** Start Information given **

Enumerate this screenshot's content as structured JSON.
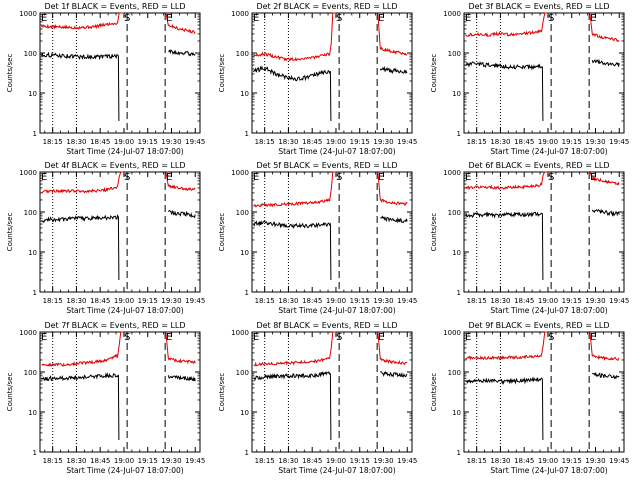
{
  "chart_data": [
    {
      "type": "line",
      "title": "Det 1f BLACK = Events, RED = LLD",
      "ylabel": "Counts/sec",
      "xlabel": "Start Time (24-Jul-07 18:07:00)",
      "yscale": "log",
      "ylim": [
        1,
        1000
      ],
      "yticks": [
        "1",
        "10",
        "100",
        "1000"
      ],
      "xticks": [
        "18:15",
        "18:30",
        "18:45",
        "19:00",
        "19:15",
        "19:30",
        "19:45"
      ],
      "markers": {
        "S": "19:02",
        "E": "19:26"
      },
      "series": [
        {
          "color": "#e00000",
          "pre": [
            470,
            450,
            440,
            430,
            440,
            460,
            520,
            560
          ],
          "post": [
            500,
            450,
            400,
            380,
            350,
            330
          ]
        },
        {
          "color": "#000000",
          "pre": [
            90,
            88,
            85,
            82,
            80,
            80,
            82,
            85
          ],
          "post": [
            110,
            105,
            100,
            100,
            95,
            95
          ]
        }
      ]
    },
    {
      "type": "line",
      "title": "Det 2f BLACK = Events, RED = LLD",
      "ylabel": "Counts/sec",
      "xlabel": "Start Time (24-Jul-07 18:07:00)",
      "yscale": "log",
      "ylim": [
        1,
        1000
      ],
      "yticks": [
        "1",
        "10",
        "100",
        "1000"
      ],
      "xticks": [
        "18:15",
        "18:30",
        "18:45",
        "19:00",
        "19:15",
        "19:30",
        "19:45"
      ],
      "markers": {
        "S": "19:02",
        "E": "19:26"
      },
      "series": [
        {
          "color": "#e00000",
          "pre": [
            85,
            95,
            80,
            70,
            70,
            75,
            80,
            95
          ],
          "post": [
            130,
            120,
            110,
            105,
            100,
            95
          ]
        },
        {
          "color": "#000000",
          "pre": [
            35,
            42,
            30,
            25,
            22,
            25,
            30,
            35
          ],
          "post": [
            40,
            38,
            36,
            36,
            35,
            35
          ]
        }
      ]
    },
    {
      "type": "line",
      "title": "Det 3f BLACK = Events, RED = LLD",
      "ylabel": "Counts/sec",
      "xlabel": "Start Time (24-Jul-07 18:07:00)",
      "yscale": "log",
      "ylim": [
        1,
        1000
      ],
      "yticks": [
        "1",
        "10",
        "100",
        "1000"
      ],
      "xticks": [
        "18:15",
        "18:30",
        "18:45",
        "19:00",
        "19:15",
        "19:30",
        "19:45"
      ],
      "markers": {
        "S": "19:02",
        "E": "19:26"
      },
      "series": [
        {
          "color": "#e00000",
          "pre": [
            280,
            300,
            280,
            300,
            290,
            300,
            320,
            350
          ],
          "post": [
            300,
            270,
            240,
            230,
            220,
            210
          ]
        },
        {
          "color": "#000000",
          "pre": [
            50,
            55,
            50,
            48,
            45,
            45,
            45,
            45
          ],
          "post": [
            65,
            60,
            55,
            55,
            52,
            50
          ]
        }
      ]
    },
    {
      "type": "line",
      "title": "Det 4f BLACK = Events, RED = LLD",
      "ylabel": "Counts/sec",
      "xlabel": "Start Time (24-Jul-07 18:07:00)",
      "yscale": "log",
      "ylim": [
        1,
        1000
      ],
      "yticks": [
        "1",
        "10",
        "100",
        "1000"
      ],
      "xticks": [
        "18:15",
        "18:30",
        "18:45",
        "19:00",
        "19:15",
        "19:30",
        "19:45"
      ],
      "markers": {
        "S": "19:02",
        "E": "19:26"
      },
      "series": [
        {
          "color": "#e00000",
          "pre": [
            320,
            340,
            330,
            340,
            330,
            340,
            360,
            420
          ],
          "post": [
            450,
            420,
            400,
            380,
            370,
            360
          ]
        },
        {
          "color": "#000000",
          "pre": [
            60,
            65,
            65,
            68,
            70,
            70,
            72,
            75
          ],
          "post": [
            100,
            95,
            90,
            88,
            85,
            82
          ]
        }
      ]
    },
    {
      "type": "line",
      "title": "Det 5f BLACK = Events, RED = LLD",
      "ylabel": "Counts/sec",
      "xlabel": "Start Time (24-Jul-07 18:07:00)",
      "yscale": "log",
      "ylim": [
        1,
        1000
      ],
      "yticks": [
        "1",
        "10",
        "100",
        "1000"
      ],
      "xticks": [
        "18:15",
        "18:30",
        "18:45",
        "19:00",
        "19:15",
        "19:30",
        "19:45"
      ],
      "markers": {
        "S": "19:02",
        "E": "19:26"
      },
      "series": [
        {
          "color": "#e00000",
          "pre": [
            140,
            150,
            150,
            160,
            160,
            170,
            180,
            200
          ],
          "post": [
            200,
            180,
            170,
            165,
            160,
            160
          ]
        },
        {
          "color": "#000000",
          "pre": [
            50,
            55,
            50,
            45,
            45,
            45,
            48,
            50
          ],
          "post": [
            70,
            68,
            65,
            62,
            60,
            58
          ]
        }
      ]
    },
    {
      "type": "line",
      "title": "Det 6f BLACK = Events, RED = LLD",
      "ylabel": "Counts/sec",
      "xlabel": "Start Time (24-Jul-07 18:07:00)",
      "yscale": "log",
      "ylim": [
        1,
        1000
      ],
      "yticks": [
        "1",
        "10",
        "100",
        "1000"
      ],
      "xticks": [
        "18:15",
        "18:30",
        "18:45",
        "19:00",
        "19:15",
        "19:30",
        "19:45"
      ],
      "markers": {
        "S": "19:02",
        "E": "19:26"
      },
      "series": [
        {
          "color": "#e00000",
          "pre": [
            400,
            420,
            420,
            400,
            410,
            420,
            440,
            480
          ],
          "post": [
            700,
            650,
            600,
            560,
            520,
            500
          ]
        },
        {
          "color": "#000000",
          "pre": [
            80,
            85,
            85,
            82,
            85,
            85,
            88,
            90
          ],
          "post": [
            110,
            105,
            100,
            95,
            92,
            90
          ]
        }
      ]
    },
    {
      "type": "line",
      "title": "Det 7f BLACK = Events, RED = LLD",
      "ylabel": "Counts/sec",
      "xlabel": "Start Time (24-Jul-07 18:07:00)",
      "yscale": "log",
      "ylim": [
        1,
        1000
      ],
      "yticks": [
        "1",
        "10",
        "100",
        "1000"
      ],
      "xticks": [
        "18:15",
        "18:30",
        "18:45",
        "19:00",
        "19:15",
        "19:30",
        "19:45"
      ],
      "markers": {
        "S": "19:02",
        "E": "19:26"
      },
      "series": [
        {
          "color": "#e00000",
          "pre": [
            150,
            155,
            150,
            160,
            170,
            180,
            200,
            260
          ],
          "post": [
            220,
            200,
            190,
            185,
            180,
            175
          ]
        },
        {
          "color": "#000000",
          "pre": [
            65,
            70,
            70,
            72,
            75,
            78,
            80,
            85
          ],
          "post": [
            80,
            75,
            72,
            70,
            68,
            65
          ]
        }
      ]
    },
    {
      "type": "line",
      "title": "Det 8f BLACK = Events, RED = LLD",
      "ylabel": "Counts/sec",
      "xlabel": "Start Time (24-Jul-07 18:07:00)",
      "yscale": "log",
      "ylim": [
        1,
        1000
      ],
      "yticks": [
        "1",
        "10",
        "100",
        "1000"
      ],
      "xticks": [
        "18:15",
        "18:30",
        "18:45",
        "19:00",
        "19:15",
        "19:30",
        "19:45"
      ],
      "markers": {
        "S": "19:02",
        "E": "19:26"
      },
      "series": [
        {
          "color": "#e00000",
          "pre": [
            150,
            160,
            160,
            170,
            170,
            180,
            190,
            220
          ],
          "post": [
            210,
            190,
            180,
            175,
            170,
            165
          ]
        },
        {
          "color": "#000000",
          "pre": [
            70,
            75,
            78,
            80,
            80,
            82,
            85,
            90
          ],
          "post": [
            95,
            90,
            88,
            85,
            82,
            80
          ]
        }
      ]
    },
    {
      "type": "line",
      "title": "Det 9f BLACK = Events, RED = LLD",
      "ylabel": "Counts/sec",
      "xlabel": "Start Time (24-Jul-07 18:07:00)",
      "yscale": "log",
      "ylim": [
        1,
        1000
      ],
      "yticks": [
        "1",
        "10",
        "100",
        "1000"
      ],
      "xticks": [
        "18:15",
        "18:30",
        "18:45",
        "19:00",
        "19:15",
        "19:30",
        "19:45"
      ],
      "markers": {
        "S": "19:02",
        "E": "19:26"
      },
      "series": [
        {
          "color": "#e00000",
          "pre": [
            220,
            230,
            220,
            225,
            230,
            235,
            240,
            260
          ],
          "post": [
            250,
            235,
            225,
            220,
            215,
            210
          ]
        },
        {
          "color": "#000000",
          "pre": [
            60,
            62,
            60,
            58,
            58,
            60,
            62,
            65
          ],
          "post": [
            90,
            85,
            80,
            78,
            75,
            72
          ]
        }
      ]
    }
  ]
}
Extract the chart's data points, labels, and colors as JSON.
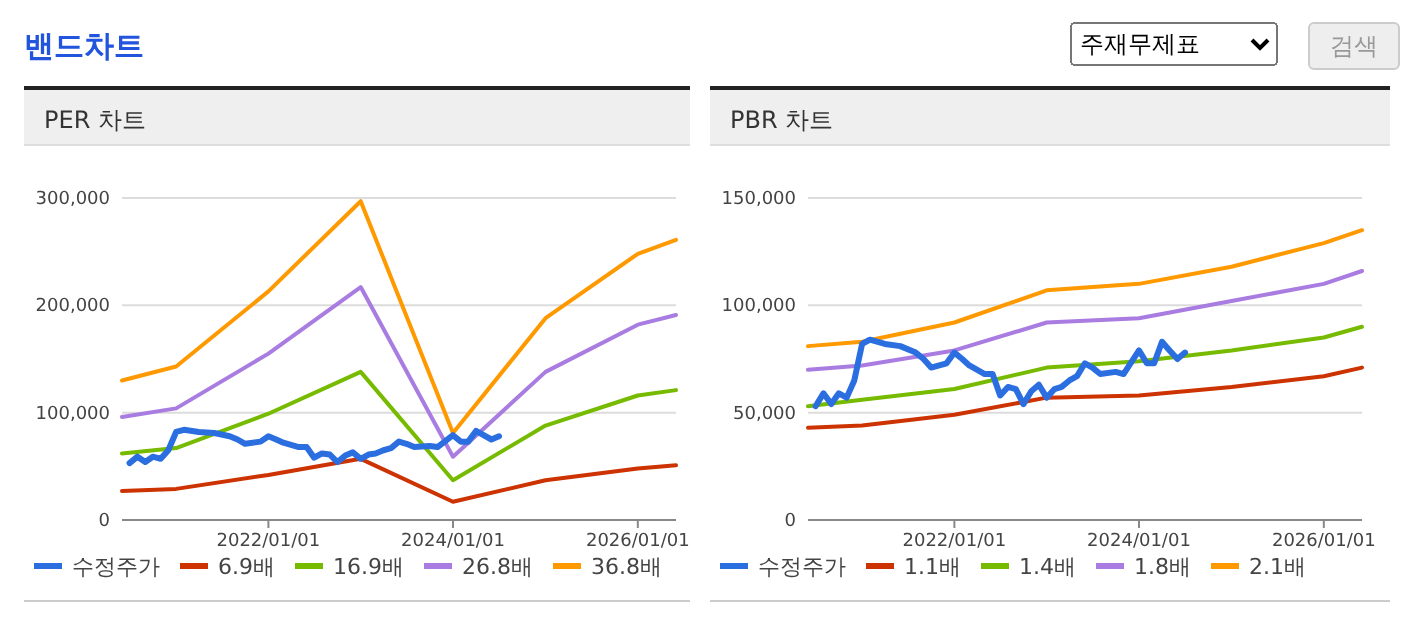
{
  "chart_data": [
    {
      "type": "line",
      "title": "PER 차트",
      "annotations": [
        "밴드차트"
      ],
      "xlim": [
        "2020-06",
        "2026-06"
      ],
      "xticks": [
        {
          "value": "2022-01-01",
          "label": "2022/01/01"
        },
        {
          "value": "2024-01-01",
          "label": "2024/01/01"
        },
        {
          "value": "2026-01-01",
          "label": "2026/01/01"
        }
      ],
      "ylim": [
        0,
        300000
      ],
      "yticks": [
        {
          "value": 0,
          "label": "0"
        },
        {
          "value": 100000,
          "label": "100,000"
        },
        {
          "value": 200000,
          "label": "200,000"
        },
        {
          "value": 300000,
          "label": "300,000"
        }
      ],
      "grid": "y",
      "legend": "bottom",
      "marker": "none",
      "line_style": "solid",
      "series": [
        {
          "name": "수정주가",
          "color": "#2a6ee0",
          "x": [
            "2020-07",
            "2020-08",
            "2020-09",
            "2020-10",
            "2020-11",
            "2020-12",
            "2021-01",
            "2021-02",
            "2021-04",
            "2021-06",
            "2021-08",
            "2021-09",
            "2021-10",
            "2021-12",
            "2022-01",
            "2022-02",
            "2022-03",
            "2022-05",
            "2022-06",
            "2022-07",
            "2022-08",
            "2022-09",
            "2022-10",
            "2022-11",
            "2022-12",
            "2023-01",
            "2023-02",
            "2023-03",
            "2023-04",
            "2023-05",
            "2023-06",
            "2023-07",
            "2023-08",
            "2023-10",
            "2023-11",
            "2024-01",
            "2024-02",
            "2024-03",
            "2024-04",
            "2024-05",
            "2024-06",
            "2024-07"
          ],
          "values": [
            53000,
            59000,
            54000,
            59000,
            57000,
            65000,
            82000,
            84000,
            82000,
            81000,
            78000,
            75000,
            71000,
            73000,
            78000,
            75000,
            72000,
            68000,
            68000,
            58000,
            62000,
            61000,
            54000,
            60000,
            63000,
            57000,
            61000,
            62000,
            65000,
            67000,
            73000,
            71000,
            68000,
            69000,
            68000,
            79000,
            73000,
            73000,
            83000,
            79000,
            75000,
            78000
          ]
        },
        {
          "name": "6.9배",
          "color": "#cc3300",
          "x": [
            "2020-06",
            "2021-01",
            "2022-01",
            "2023-01",
            "2024-01",
            "2025-01",
            "2026-01",
            "2026-06"
          ],
          "values": [
            27000,
            29000,
            42000,
            57000,
            17000,
            37000,
            48000,
            51000
          ]
        },
        {
          "name": "16.9배",
          "color": "#77bb00",
          "x": [
            "2020-06",
            "2021-01",
            "2022-01",
            "2023-01",
            "2024-01",
            "2025-01",
            "2026-01",
            "2026-06"
          ],
          "values": [
            62000,
            67000,
            99000,
            138000,
            37000,
            88000,
            116000,
            121000
          ]
        },
        {
          "name": "26.8배",
          "color": "#a87ce0",
          "x": [
            "2020-06",
            "2021-01",
            "2022-01",
            "2023-01",
            "2024-01",
            "2025-01",
            "2026-01",
            "2026-06"
          ],
          "values": [
            96000,
            104000,
            155000,
            217000,
            59000,
            138000,
            182000,
            191000
          ]
        },
        {
          "name": "36.8배",
          "color": "#ff9900",
          "x": [
            "2020-06",
            "2021-01",
            "2022-01",
            "2023-01",
            "2024-01",
            "2025-01",
            "2026-01",
            "2026-06"
          ],
          "values": [
            130000,
            143000,
            213000,
            297000,
            81000,
            188000,
            248000,
            261000
          ]
        }
      ]
    },
    {
      "type": "line",
      "title": "PBR 차트",
      "annotations": [
        "주재무제표",
        "검색"
      ],
      "xlim": [
        "2020-06",
        "2026-06"
      ],
      "xticks": [
        {
          "value": "2022-01-01",
          "label": "2022/01/01"
        },
        {
          "value": "2024-01-01",
          "label": "2024/01/01"
        },
        {
          "value": "2026-01-01",
          "label": "2026/01/01"
        }
      ],
      "ylim": [
        0,
        150000
      ],
      "yticks": [
        {
          "value": 0,
          "label": "0"
        },
        {
          "value": 50000,
          "label": "50,000"
        },
        {
          "value": 100000,
          "label": "100,000"
        },
        {
          "value": 150000,
          "label": "150,000"
        }
      ],
      "grid": "y",
      "legend": "bottom",
      "marker": "none",
      "line_style": "solid",
      "series": [
        {
          "name": "수정주가",
          "color": "#2a6ee0",
          "x": [
            "2020-07",
            "2020-08",
            "2020-09",
            "2020-10",
            "2020-11",
            "2020-12",
            "2021-01",
            "2021-02",
            "2021-04",
            "2021-06",
            "2021-08",
            "2021-09",
            "2021-10",
            "2021-12",
            "2022-01",
            "2022-02",
            "2022-03",
            "2022-05",
            "2022-06",
            "2022-07",
            "2022-08",
            "2022-09",
            "2022-10",
            "2022-11",
            "2022-12",
            "2023-01",
            "2023-02",
            "2023-03",
            "2023-04",
            "2023-05",
            "2023-06",
            "2023-07",
            "2023-08",
            "2023-10",
            "2023-11",
            "2024-01",
            "2024-02",
            "2024-03",
            "2024-04",
            "2024-05",
            "2024-06",
            "2024-07"
          ],
          "values": [
            53000,
            59000,
            54000,
            59000,
            57000,
            65000,
            82000,
            84000,
            82000,
            81000,
            78000,
            75000,
            71000,
            73000,
            78000,
            75000,
            72000,
            68000,
            68000,
            58000,
            62000,
            61000,
            54000,
            60000,
            63000,
            57000,
            61000,
            62000,
            65000,
            67000,
            73000,
            71000,
            68000,
            69000,
            68000,
            79000,
            73000,
            73000,
            83000,
            79000,
            75000,
            78000
          ]
        },
        {
          "name": "1.1배",
          "color": "#cc3300",
          "x": [
            "2020-06",
            "2021-01",
            "2022-01",
            "2023-01",
            "2024-01",
            "2025-01",
            "2026-01",
            "2026-06"
          ],
          "values": [
            43000,
            44000,
            49000,
            57000,
            58000,
            62000,
            67000,
            71000
          ]
        },
        {
          "name": "1.4배",
          "color": "#77bb00",
          "x": [
            "2020-06",
            "2021-01",
            "2022-01",
            "2023-01",
            "2024-01",
            "2025-01",
            "2026-01",
            "2026-06"
          ],
          "values": [
            53000,
            56000,
            61000,
            71000,
            74000,
            79000,
            85000,
            90000
          ]
        },
        {
          "name": "1.8배",
          "color": "#a87ce0",
          "x": [
            "2020-06",
            "2021-01",
            "2022-01",
            "2023-01",
            "2024-01",
            "2025-01",
            "2026-01",
            "2026-06"
          ],
          "values": [
            70000,
            72000,
            79000,
            92000,
            94000,
            102000,
            110000,
            116000
          ]
        },
        {
          "name": "2.1배",
          "color": "#ff9900",
          "x": [
            "2020-06",
            "2021-01",
            "2022-01",
            "2023-01",
            "2024-01",
            "2025-01",
            "2026-01",
            "2026-06"
          ],
          "values": [
            81000,
            83000,
            92000,
            107000,
            110000,
            118000,
            129000,
            135000
          ]
        }
      ]
    }
  ]
}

** End Information given **

» What you should do
Take every line from the data that contains the word "name".

» Written reply
          "name": "수정주가",
          "name": "6.9배",
          "name": "16.9배",
          "name": "26.8배",
          "name": "36.8배",
          "name": "수정주가",
          "name": "1.1배",
          "name": "1.4배",
          "name": "1.8배",
          "name": "2.1배",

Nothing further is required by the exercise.